**Set problem:**
Write out each entry, exactly the way it appears.

** START OF Provided data **

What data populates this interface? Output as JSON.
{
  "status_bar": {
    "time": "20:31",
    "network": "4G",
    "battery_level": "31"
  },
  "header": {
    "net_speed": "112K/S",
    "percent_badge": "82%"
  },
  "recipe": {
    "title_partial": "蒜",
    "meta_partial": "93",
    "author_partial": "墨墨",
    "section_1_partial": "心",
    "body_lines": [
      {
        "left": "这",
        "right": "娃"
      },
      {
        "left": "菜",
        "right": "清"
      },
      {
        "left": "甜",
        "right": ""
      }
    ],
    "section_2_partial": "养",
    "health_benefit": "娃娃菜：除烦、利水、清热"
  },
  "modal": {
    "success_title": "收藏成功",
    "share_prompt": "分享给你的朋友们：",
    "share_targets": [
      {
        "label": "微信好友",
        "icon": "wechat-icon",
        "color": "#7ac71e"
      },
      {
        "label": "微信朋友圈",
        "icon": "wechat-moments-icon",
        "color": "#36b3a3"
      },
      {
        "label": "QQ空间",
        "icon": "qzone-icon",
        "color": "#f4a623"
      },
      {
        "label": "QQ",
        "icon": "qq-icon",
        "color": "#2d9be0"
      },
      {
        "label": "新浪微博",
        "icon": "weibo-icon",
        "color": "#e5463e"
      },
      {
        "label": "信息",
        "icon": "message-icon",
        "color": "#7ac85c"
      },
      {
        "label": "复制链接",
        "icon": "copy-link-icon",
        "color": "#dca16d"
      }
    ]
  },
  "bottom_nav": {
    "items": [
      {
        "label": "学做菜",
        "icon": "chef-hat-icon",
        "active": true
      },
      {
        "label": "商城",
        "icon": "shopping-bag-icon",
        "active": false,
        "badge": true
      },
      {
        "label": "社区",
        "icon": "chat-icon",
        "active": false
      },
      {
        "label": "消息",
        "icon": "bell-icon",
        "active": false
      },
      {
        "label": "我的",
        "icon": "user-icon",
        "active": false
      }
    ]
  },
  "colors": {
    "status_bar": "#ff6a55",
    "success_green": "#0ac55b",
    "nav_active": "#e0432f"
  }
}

** END OF Provided data **

**Result for this task:**
What data populates this interface? Output as JSON.
{
  "status_bar": {
    "time": "20:31",
    "network": "4G",
    "battery_level": "31"
  },
  "header": {
    "net_speed": "112K/S",
    "percent_badge": "82%"
  },
  "recipe": {
    "title_partial": "蒜",
    "meta_partial": "93",
    "author_partial": "墨墨",
    "section_1_partial": "心",
    "body_lines": [
      {
        "left": "这",
        "right": "娃"
      },
      {
        "left": "菜",
        "right": "清"
      },
      {
        "left": "甜",
        "right": ""
      }
    ],
    "section_2_partial": "养",
    "health_benefit": "娃娃菜：除烦、利水、清热"
  },
  "modal": {
    "success_title": "收藏成功",
    "share_prompt": "分享给你的朋友们：",
    "share_targets": [
      {
        "label": "微信好友",
        "icon": "wechat-icon",
        "color": "#7ac71e"
      },
      {
        "label": "微信朋友圈",
        "icon": "wechat-moments-icon",
        "color": "#36b3a3"
      },
      {
        "label": "QQ空间",
        "icon": "qzone-icon",
        "color": "#f4a623"
      },
      {
        "label": "QQ",
        "icon": "qq-icon",
        "color": "#2d9be0"
      },
      {
        "label": "新浪微博",
        "icon": "weibo-icon",
        "color": "#e5463e"
      },
      {
        "label": "信息",
        "icon": "message-icon",
        "color": "#7ac85c"
      },
      {
        "label": "复制链接",
        "icon": "copy-link-icon",
        "color": "#dca16d"
      }
    ]
  },
  "bottom_nav": {
    "items": [
      {
        "label": "学做菜",
        "icon": "chef-hat-icon",
        "active": true
      },
      {
        "label": "商城",
        "icon": "shopping-bag-icon",
        "active": false,
        "badge": true
      },
      {
        "label": "社区",
        "icon": "chat-icon",
        "active": false
      },
      {
        "label": "消息",
        "icon": "bell-icon",
        "active": false
      },
      {
        "label": "我的",
        "icon": "user-icon",
        "active": false
      }
    ]
  },
  "colors": {
    "status_bar": "#ff6a55",
    "success_green": "#0ac55b",
    "nav_active": "#e0432f"
  }
}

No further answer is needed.